### Written instruction:
From the records below, extract all the text exactly and leave the images behind.

= = = = =

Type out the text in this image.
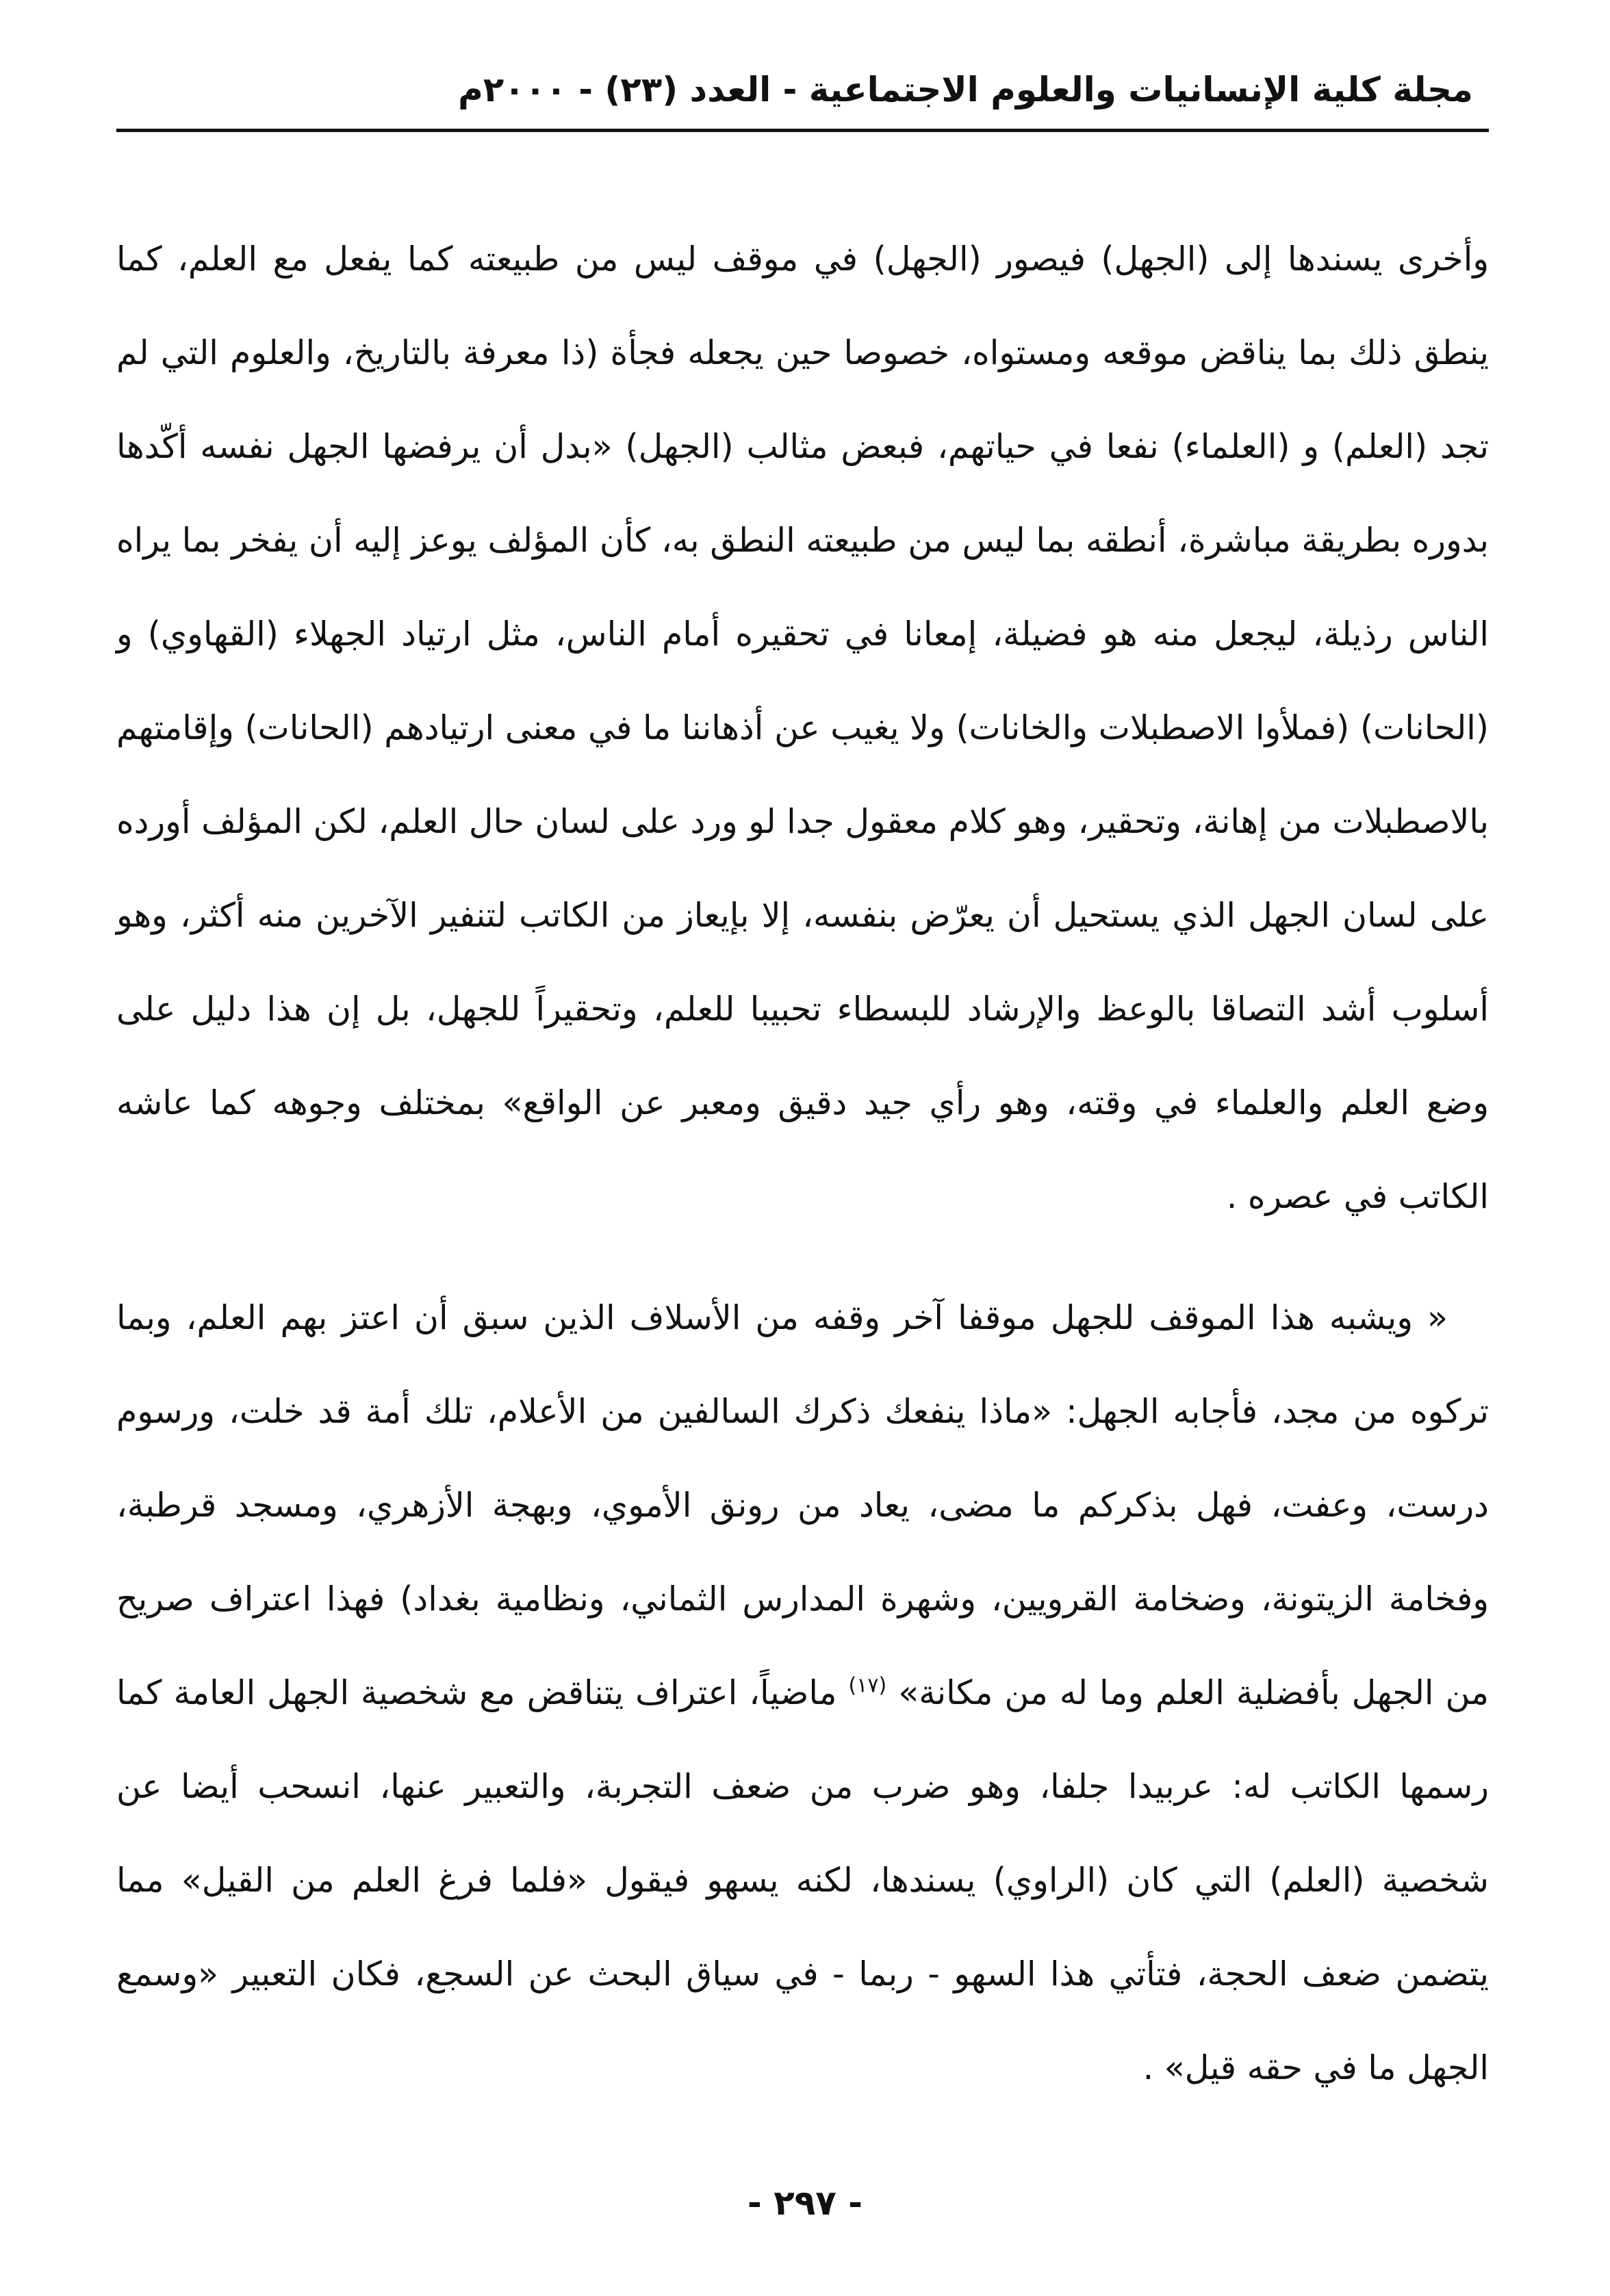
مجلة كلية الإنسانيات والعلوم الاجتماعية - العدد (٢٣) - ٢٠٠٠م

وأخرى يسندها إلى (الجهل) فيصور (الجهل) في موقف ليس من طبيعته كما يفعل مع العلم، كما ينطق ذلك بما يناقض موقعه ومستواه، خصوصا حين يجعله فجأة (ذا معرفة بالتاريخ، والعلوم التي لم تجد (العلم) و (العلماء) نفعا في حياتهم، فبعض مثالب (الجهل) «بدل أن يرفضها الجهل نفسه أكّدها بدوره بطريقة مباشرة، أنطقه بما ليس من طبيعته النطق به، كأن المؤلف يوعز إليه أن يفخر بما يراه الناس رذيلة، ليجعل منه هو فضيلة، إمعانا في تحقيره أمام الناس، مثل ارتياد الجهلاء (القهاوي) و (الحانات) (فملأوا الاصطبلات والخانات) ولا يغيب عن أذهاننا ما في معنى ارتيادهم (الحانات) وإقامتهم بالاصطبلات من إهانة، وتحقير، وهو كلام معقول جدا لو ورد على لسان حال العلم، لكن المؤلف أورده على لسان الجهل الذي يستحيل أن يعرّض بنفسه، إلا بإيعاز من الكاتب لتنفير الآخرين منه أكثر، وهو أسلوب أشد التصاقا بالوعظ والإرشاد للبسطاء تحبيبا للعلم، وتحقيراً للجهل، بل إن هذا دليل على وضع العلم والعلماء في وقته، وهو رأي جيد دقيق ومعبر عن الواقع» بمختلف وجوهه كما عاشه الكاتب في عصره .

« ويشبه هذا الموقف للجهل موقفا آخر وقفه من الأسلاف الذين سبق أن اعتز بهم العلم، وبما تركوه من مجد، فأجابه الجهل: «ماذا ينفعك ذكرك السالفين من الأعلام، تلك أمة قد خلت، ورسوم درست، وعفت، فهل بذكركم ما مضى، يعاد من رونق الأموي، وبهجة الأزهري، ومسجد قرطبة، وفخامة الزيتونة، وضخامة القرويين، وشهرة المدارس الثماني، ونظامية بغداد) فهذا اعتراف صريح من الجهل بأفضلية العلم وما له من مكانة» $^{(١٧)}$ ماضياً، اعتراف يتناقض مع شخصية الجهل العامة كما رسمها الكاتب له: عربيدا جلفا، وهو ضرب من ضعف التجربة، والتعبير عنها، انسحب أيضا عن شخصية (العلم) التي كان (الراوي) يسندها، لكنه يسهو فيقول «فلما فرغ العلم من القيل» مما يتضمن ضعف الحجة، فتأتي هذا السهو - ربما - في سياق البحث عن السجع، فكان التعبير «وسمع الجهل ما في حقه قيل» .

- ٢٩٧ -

= = = = =

### Final answer:
Type out the text in this image.
مجلة كلية الإنسانيات والعلوم الاجتماعية - العدد (٢٣) - ٢٠٠٠م

وأخرى يسندها إلى (الجهل) فيصور (الجهل) في موقف ليس من طبيعته كما يفعل مع العلم، كما ينطق ذلك بما يناقض موقعه ومستواه، خصوصا حين يجعله فجأة (ذا معرفة بالتاريخ، والعلوم التي لم تجد (العلم) و (العلماء) نفعا في حياتهم، فبعض مثالب (الجهل) «بدل أن يرفضها الجهل نفسه أكّدها بدوره بطريقة مباشرة، أنطقه بما ليس من طبيعته النطق به، كأن المؤلف يوعز إليه أن يفخر بما يراه الناس رذيلة، ليجعل منه هو فضيلة، إمعانا في تحقيره أمام الناس، مثل ارتياد الجهلاء (القهاوي) و (الحانات) (فملأوا الاصطبلات والخانات) ولا يغيب عن أذهاننا ما في معنى ارتيادهم (الحانات) وإقامتهم بالاصطبلات من إهانة، وتحقير، وهو كلام معقول جدا لو ورد على لسان حال العلم، لكن المؤلف أورده على لسان الجهل الذي يستحيل أن يعرّض بنفسه، إلا بإيعاز من الكاتب لتنفير الآخرين منه أكثر، وهو أسلوب أشد التصاقا بالوعظ والإرشاد للبسطاء تحبيبا للعلم، وتحقيراً للجهل، بل إن هذا دليل على وضع العلم والعلماء في وقته، وهو رأي جيد دقيق ومعبر عن الواقع» بمختلف وجوهه كما عاشه الكاتب في عصره .

« ويشبه هذا الموقف للجهل موقفا آخر وقفه من الأسلاف الذين سبق أن اعتز بهم العلم، وبما تركوه من مجد، فأجابه الجهل: «ماذا ينفعك ذكرك السالفين من الأعلام، تلك أمة قد خلت، ورسوم درست، وعفت، فهل بذكركم ما مضى، يعاد من رونق الأموي، وبهجة الأزهري، ومسجد قرطبة، وفخامة الزيتونة، وضخامة القرويين، وشهرة المدارس الثماني، ونظامية بغداد) فهذا اعتراف صريح من الجهل بأفضلية العلم وما له من مكانة» $^{(١٧)}$ ماضياً، اعتراف يتناقض مع شخصية الجهل العامة كما رسمها الكاتب له: عربيدا جلفا، وهو ضرب من ضعف التجربة، والتعبير عنها، انسحب أيضا عن شخصية (العلم) التي كان (الراوي) يسندها، لكنه يسهو فيقول «فلما فرغ العلم من القيل» مما يتضمن ضعف الحجة، فتأتي هذا السهو - ربما - في سياق البحث عن السجع، فكان التعبير «وسمع الجهل ما في حقه قيل» .

- ٢٩٧ -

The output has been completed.